§ **DATA SECTION**:

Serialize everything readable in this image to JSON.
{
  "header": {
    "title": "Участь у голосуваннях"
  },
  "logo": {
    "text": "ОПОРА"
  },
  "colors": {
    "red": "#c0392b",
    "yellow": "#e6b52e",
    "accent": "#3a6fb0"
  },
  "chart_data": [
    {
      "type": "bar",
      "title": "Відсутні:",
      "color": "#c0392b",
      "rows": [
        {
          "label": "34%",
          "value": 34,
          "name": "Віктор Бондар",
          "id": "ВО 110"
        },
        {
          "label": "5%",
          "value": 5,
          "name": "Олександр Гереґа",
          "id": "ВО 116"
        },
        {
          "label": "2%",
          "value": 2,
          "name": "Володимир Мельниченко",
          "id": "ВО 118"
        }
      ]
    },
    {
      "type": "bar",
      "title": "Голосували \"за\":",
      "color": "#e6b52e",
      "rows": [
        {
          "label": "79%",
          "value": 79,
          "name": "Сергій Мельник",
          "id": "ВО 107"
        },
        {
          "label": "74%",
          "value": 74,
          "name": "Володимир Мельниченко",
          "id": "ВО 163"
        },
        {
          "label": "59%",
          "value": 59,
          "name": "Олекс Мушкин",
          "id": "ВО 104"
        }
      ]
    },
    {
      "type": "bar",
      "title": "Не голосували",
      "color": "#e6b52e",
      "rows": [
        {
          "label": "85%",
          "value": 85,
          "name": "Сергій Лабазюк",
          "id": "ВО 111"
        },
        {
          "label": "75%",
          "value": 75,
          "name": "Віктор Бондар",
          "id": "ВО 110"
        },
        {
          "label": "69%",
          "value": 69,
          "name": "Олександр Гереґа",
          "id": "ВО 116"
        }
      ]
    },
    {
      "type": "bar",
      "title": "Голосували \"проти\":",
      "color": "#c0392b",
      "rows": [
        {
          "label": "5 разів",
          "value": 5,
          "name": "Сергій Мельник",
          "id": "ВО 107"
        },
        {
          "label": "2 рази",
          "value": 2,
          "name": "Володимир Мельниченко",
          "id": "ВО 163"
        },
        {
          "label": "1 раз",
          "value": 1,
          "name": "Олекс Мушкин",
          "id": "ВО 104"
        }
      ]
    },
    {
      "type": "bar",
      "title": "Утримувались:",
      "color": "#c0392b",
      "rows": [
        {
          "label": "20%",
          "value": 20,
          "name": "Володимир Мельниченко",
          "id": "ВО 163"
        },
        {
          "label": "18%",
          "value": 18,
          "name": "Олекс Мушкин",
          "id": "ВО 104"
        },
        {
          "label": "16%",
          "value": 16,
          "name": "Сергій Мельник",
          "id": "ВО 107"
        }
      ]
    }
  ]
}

§ **REQUIRED WORK**: Retype every record above exactly as written.

§ **RESULT FOR THIS TASK**:
Serialize everything readable in this image to JSON.
{
  "header": {
    "title": "Участь у голосуваннях"
  },
  "logo": {
    "text": "ОПОРА"
  },
  "colors": {
    "red": "#c0392b",
    "yellow": "#e6b52e",
    "accent": "#3a6fb0"
  },
  "chart_data": [
    {
      "type": "bar",
      "title": "Відсутні:",
      "color": "#c0392b",
      "rows": [
        {
          "label": "34%",
          "value": 34,
          "name": "Віктор Бондар",
          "id": "ВО 110"
        },
        {
          "label": "5%",
          "value": 5,
          "name": "Олександр Гереґа",
          "id": "ВО 116"
        },
        {
          "label": "2%",
          "value": 2,
          "name": "Володимир Мельниченко",
          "id": "ВО 118"
        }
      ]
    },
    {
      "type": "bar",
      "title": "Голосували \"за\":",
      "color": "#e6b52e",
      "rows": [
        {
          "label": "79%",
          "value": 79,
          "name": "Сергій Мельник",
          "id": "ВО 107"
        },
        {
          "label": "74%",
          "value": 74,
          "name": "Володимир Мельниченко",
          "id": "ВО 163"
        },
        {
          "label": "59%",
          "value": 59,
          "name": "Олекс Мушкин",
          "id": "ВО 104"
        }
      ]
    },
    {
      "type": "bar",
      "title": "Не голосували",
      "color": "#e6b52e",
      "rows": [
        {
          "label": "85%",
          "value": 85,
          "name": "Сергій Лабазюк",
          "id": "ВО 111"
        },
        {
          "label": "75%",
          "value": 75,
          "name": "Віктор Бондар",
          "id": "ВО 110"
        },
        {
          "label": "69%",
          "value": 69,
          "name": "Олександр Гереґа",
          "id": "ВО 116"
        }
      ]
    },
    {
      "type": "bar",
      "title": "Голосували \"проти\":",
      "color": "#c0392b",
      "rows": [
        {
          "label": "5 разів",
          "value": 5,
          "name": "Сергій Мельник",
          "id": "ВО 107"
        },
        {
          "label": "2 рази",
          "value": 2,
          "name": "Володимир Мельниченко",
          "id": "ВО 163"
        },
        {
          "label": "1 раз",
          "value": 1,
          "name": "Олекс Мушкин",
          "id": "ВО 104"
        }
      ]
    },
    {
      "type": "bar",
      "title": "Утримувались:",
      "color": "#c0392b",
      "rows": [
        {
          "label": "20%",
          "value": 20,
          "name": "Володимир Мельниченко",
          "id": "ВО 163"
        },
        {
          "label": "18%",
          "value": 18,
          "name": "Олекс Мушкин",
          "id": "ВО 104"
        },
        {
          "label": "16%",
          "value": 16,
          "name": "Сергій Мельник",
          "id": "ВО 107"
        }
      ]
    }
  ]
}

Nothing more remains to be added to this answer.